Below is a listing to write out in full, exactly as given, without its pictures.

Saved data entries
───
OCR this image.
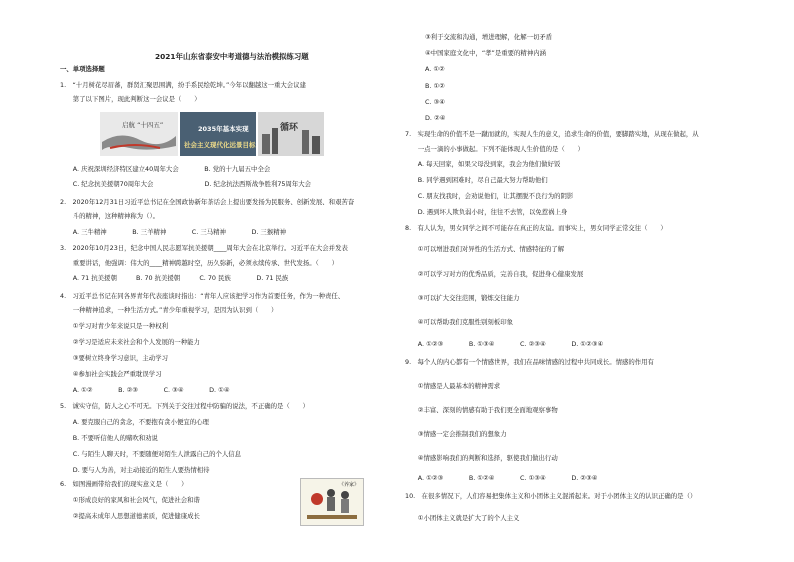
2021年山东省泰安中考道德与法治模拟练习题
一、单项选择题
1.　“十月树花尽眉蕃，群贤汇聚思围满，纷手系民绘乾坤。”今年以翻越这一重大会议建
　　第了以下图片，现此判断这一会议是（　　）
　　A. 庆祝深圳经济特区建立40周年大会　　　　B. 党的十九届五中全会
　　C. 纪念抗美援朝70周年大会　　　　　　　　D. 纪念抗法西斯战争胜利75周年大会
2.　2020年12月31日习近平总书记在全国政协新年茶话会上提出要发扬为民服务、创新发展、和艰苦奋
　　斗的精神，这种精神称为（）。
　　A. 三牛精神　　　　B. 三羊精神　　　　C. 三马精神　　　　D. 三猴精神
3.　2020年10月23日，纪念中国人民志愿军抗美援朝____周年大会在北京举行。习近平在大会并发表
　　重要讲话，他强调：伟大的____精神跨越时空，历久弥新，必须永续传承、世代发扬。（　　）
　　A. 71 抗美援朝　　　B. 70 抗美援朝　　　C. 70 民族　　　　D. 71 民族
4.　习近平总书记在同各界青年代表座谈时指出：“青年人应该把学习作为首要任务，作为一种责任、
　　一种精神追求，一种生活方式。”青少年重视学习，是因为认识到（　　）
　　①学习对青少年来说只是一种权利
　　②学习是适应未来社会和个人发展的一种能力
　　③要树立终身学习意识，主动学习
　　④参加社会实践会严重耽误学习
　　A. ①②　　　　B. ②③　　　　C. ③④　　　　D. ①④
5.　诚实守信，防人之心不可无。下列关于交往过程中防骗的说法，不正确的是（　　）
　　A. 要克服自己的贪念，不要抱有贪小便宜的心理
　　B. 不要听信他人的赌吹和劝说
　　C. 与陌生人聊天时，不要随便对陌生人泄露自己的个人信息
　　D. 要与人为善，对主动接近的陌生人要热情相待
6.　如图漫画带给我们的现实意义是（　　）
　　①形成良好的家风和社会风气，促进社会和谐
　　②提高未成年人思想道德素质，促进健康成长
启航 “十四五”	2035年基本实现
社会主义现代化远景目标
循环
《养家》
③利于交流和沟通，增进理解，化解一切矛盾
④中国家庭文化中，“孝”是重要的精神内涵
A. ①②
B. ①②
C. ③④
D. ②④
7.　实现生命的价值不是一蹴而就的，实现人生的意义，追求生命的价值，要脚踏实地，从现在做起，从
　　一点一滴的小事做起。下列不能体现人生价值的是（　　）
　　A. 每天回家，如果父母没到家，我会为他们做好饭
　　B. 同学遇到困难时，尽自己最大努力帮助他们
　　C. 朋友找我时，会劝说他们，让其摆脱不良行为的阴影
　　D. 遇到坏人欺负弱小时，往往不去管，以免惹祸上身
8.　有人认为，男女同学之间不可能存在真正的友谊。而事实上，男女同学正常交往（　　）
　　①可以增进我们对异性的生活方式、情感特征的了解
　　②可以学习对方的优秀品质，完善自我，促进身心健康发展
　　③可以扩大交往范围，锻炼交往能力
　　④可以帮助我们克服性别刻板印象
　　A. ①②③　　　　B. ①③④　　　　C. ②③④　　　　D. ①②③④
9.　每个人的内心都有一个情感世界，我们在品味情感的过程中共同成长。情感的作用有
　　①情感是人最基本的精神需求
　　②丰富、深刻的情感有助于我们更全面地观察事物
　　③情感一定会推制我们的想象力
　　④情感影响我们的判断和选择，驱使我们做出行动
　　A. ①②③　　　　B. ①②④　　　　C. ①③④　　　　D. ②③④
10.　在很多情况下，人们容易把集体主义和小团体主义混淆起来。对于小团体主义的认识正确的是（）
　　①小团体主义就是扩大了的个人主义
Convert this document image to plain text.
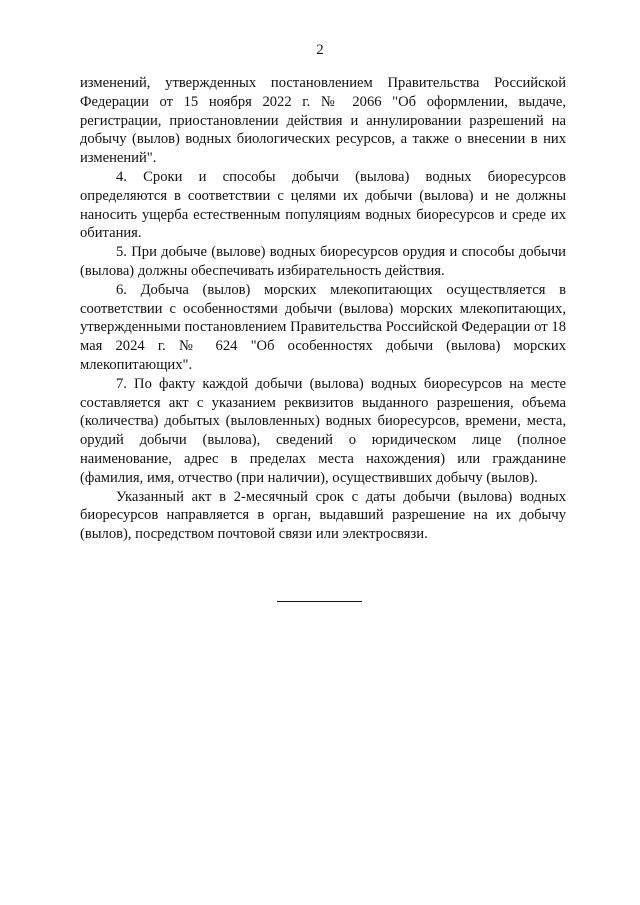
2

изменений, утвержденных постановлением Правительства Российской Федерации от 15 ноября 2022 г. № 2066 "Об оформлении, выдаче, регистрации, приостановлении действия и аннулировании разрешений на добычу (вылов) водных биологических ресурсов, а также о внесении в них изменений".

4. Сроки и способы добычи (вылова) водных биоресурсов определяются в соответствии с целями их добычи (вылова) и не должны наносить ущерба естественным популяциям водных биоресурсов и среде их обитания.

5. При добыче (вылове) водных биоресурсов орудия и способы добычи (вылова) должны обеспечивать избирательность действия.

6. Добыча (вылов) морских млекопитающих осуществляется в соответствии с особенностями добычи (вылова) морских млекопитающих, утвержденными постановлением Правительства Российской Федерации от 18 мая 2024 г. № 624 "Об особенностях добычи (вылова) морских млекопитающих".

7. По факту каждой добычи (вылова) водных биоресурсов на месте составляется акт с указанием реквизитов выданного разрешения, объема (количества) добытых (выловленных) водных биоресурсов, времени, места, орудий добычи (вылова), сведений о юридическом лице (полное наименование, адрес в пределах места нахождения) или гражданине (фамилия, имя, отчество (при наличии), осуществивших добычу (вылов).

Указанный акт в 2-месячный срок с даты добычи (вылова) водных биоресурсов направляется в орган, выдавший разрешение на их добычу (вылов), посредством почтовой связи или электросвязи.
───
### Expected answer
OCR this image.
2021年山东省泰安中考道德与法治模拟练习题
一、单项选择题
1.　“十月树花尽眉蕃，群贤汇聚思围满，纷手系民绘乾坤。”今年以翻越这一重大会议建
　　第了以下图片，现此判断这一会议是（　　）
　　A. 庆祝深圳经济特区建立40周年大会　　　　B. 党的十九届五中全会
　　C. 纪念抗美援朝70周年大会　　　　　　　　D. 纪念抗法西斯战争胜利75周年大会
2.　2020年12月31日习近平总书记在全国政协新年茶话会上提出要发扬为民服务、创新发展、和艰苦奋
　　斗的精神，这种精神称为（）。
　　A. 三牛精神　　　　B. 三羊精神　　　　C. 三马精神　　　　D. 三猴精神
3.　2020年10月23日，纪念中国人民志愿军抗美援朝____周年大会在北京举行。习近平在大会并发表
　　重要讲话，他强调：伟大的____精神跨越时空，历久弥新，必须永续传承、世代发扬。（　　）
　　A. 71 抗美援朝　　　B. 70 抗美援朝　　　C. 70 民族　　　　D. 71 民族
4.　习近平总书记在同各界青年代表座谈时指出：“青年人应该把学习作为首要任务，作为一种责任、
　　一种精神追求，一种生活方式。”青少年重视学习，是因为认识到（　　）
　　①学习对青少年来说只是一种权利
　　②学习是适应未来社会和个人发展的一种能力
　　③要树立终身学习意识，主动学习
　　④参加社会实践会严重耽误学习
　　A. ①②　　　　B. ②③　　　　C. ③④　　　　D. ①④
5.　诚实守信，防人之心不可无。下列关于交往过程中防骗的说法，不正确的是（　　）
　　A. 要克服自己的贪念，不要抱有贪小便宜的心理
　　B. 不要听信他人的赌吹和劝说
　　C. 与陌生人聊天时，不要随便对陌生人泄露自己的个人信息
　　D. 要与人为善，对主动接近的陌生人要热情相待
6.　如图漫画带给我们的现实意义是（　　）
　　①形成良好的家风和社会风气，促进社会和谐
　　②提高未成年人思想道德素质，促进健康成长
启航 “十四五”	2035年基本实现
社会主义现代化远景目标
循环
《养家》
③利于交流和沟通，增进理解，化解一切矛盾
④中国家庭文化中，“孝”是重要的精神内涵
A. ①②
B. ①②
C. ③④
D. ②④
7.　实现生命的价值不是一蹴而就的，实现人生的意义，追求生命的价值，要脚踏实地，从现在做起，从
　　一点一滴的小事做起。下列不能体现人生价值的是（　　）
　　A. 每天回家，如果父母没到家，我会为他们做好饭
　　B. 同学遇到困难时，尽自己最大努力帮助他们
　　C. 朋友找我时，会劝说他们，让其摆脱不良行为的阴影
　　D. 遇到坏人欺负弱小时，往往不去管，以免惹祸上身
8.　有人认为，男女同学之间不可能存在真正的友谊。而事实上，男女同学正常交往（　　）
　　①可以增进我们对异性的生活方式、情感特征的了解
　　②可以学习对方的优秀品质，完善自我，促进身心健康发展
　　③可以扩大交往范围，锻炼交往能力
　　④可以帮助我们克服性别刻板印象
　　A. ①②③　　　　B. ①③④　　　　C. ②③④　　　　D. ①②③④
9.　每个人的内心都有一个情感世界，我们在品味情感的过程中共同成长。情感的作用有
　　①情感是人最基本的精神需求
　　②丰富、深刻的情感有助于我们更全面地观察事物
　　③情感一定会推制我们的想象力
　　④情感影响我们的判断和选择，驱使我们做出行动
　　A. ①②③　　　　B. ①②④　　　　C. ①③④　　　　D. ②③④
10.　在很多情况下，人们容易把集体主义和小团体主义混淆起来。对于小团体主义的认识正确的是（）
　　①小团体主义就是扩大了的个人主义
Convert this document image to plain text.
2

изменений, утвержденных постановлением Правительства Российской Федерации от 15 ноября 2022 г. № 2066 "Об оформлении, выдаче, регистрации, приостановлении действия и аннулировании разрешений на добычу (вылов) водных биологических ресурсов, а также о внесении в них изменений".

4. Сроки и способы добычи (вылова) водных биоресурсов определяются в соответствии с целями их добычи (вылова) и не должны наносить ущерба естественным популяциям водных биоресурсов и среде их обитания.

5. При добыче (вылове) водных биоресурсов орудия и способы добычи (вылова) должны обеспечивать избирательность действия.

6. Добыча (вылов) морских млекопитающих осуществляется в соответствии с особенностями добычи (вылова) морских млекопитающих, утвержденными постановлением Правительства Российской Федерации от 18 мая 2024 г. № 624 "Об особенностях добычи (вылова) морских млекопитающих".

7. По факту каждой добычи (вылова) водных биоресурсов на месте составляется акт с указанием реквизитов выданного разрешения, объема (количества) добытых (выловленных) водных биоресурсов, времени, места, орудий добычи (вылова), сведений о юридическом лице (полное наименование, адрес в пределах места нахождения) или гражданине (фамилия, имя, отчество (при наличии), осуществивших добычу (вылов).

Указанный акт в 2-месячный срок с даты добычи (вылова) водных биоресурсов направляется в орган, выдавший разрешение на их добычу (вылов), посредством почтовой связи или электросвязи.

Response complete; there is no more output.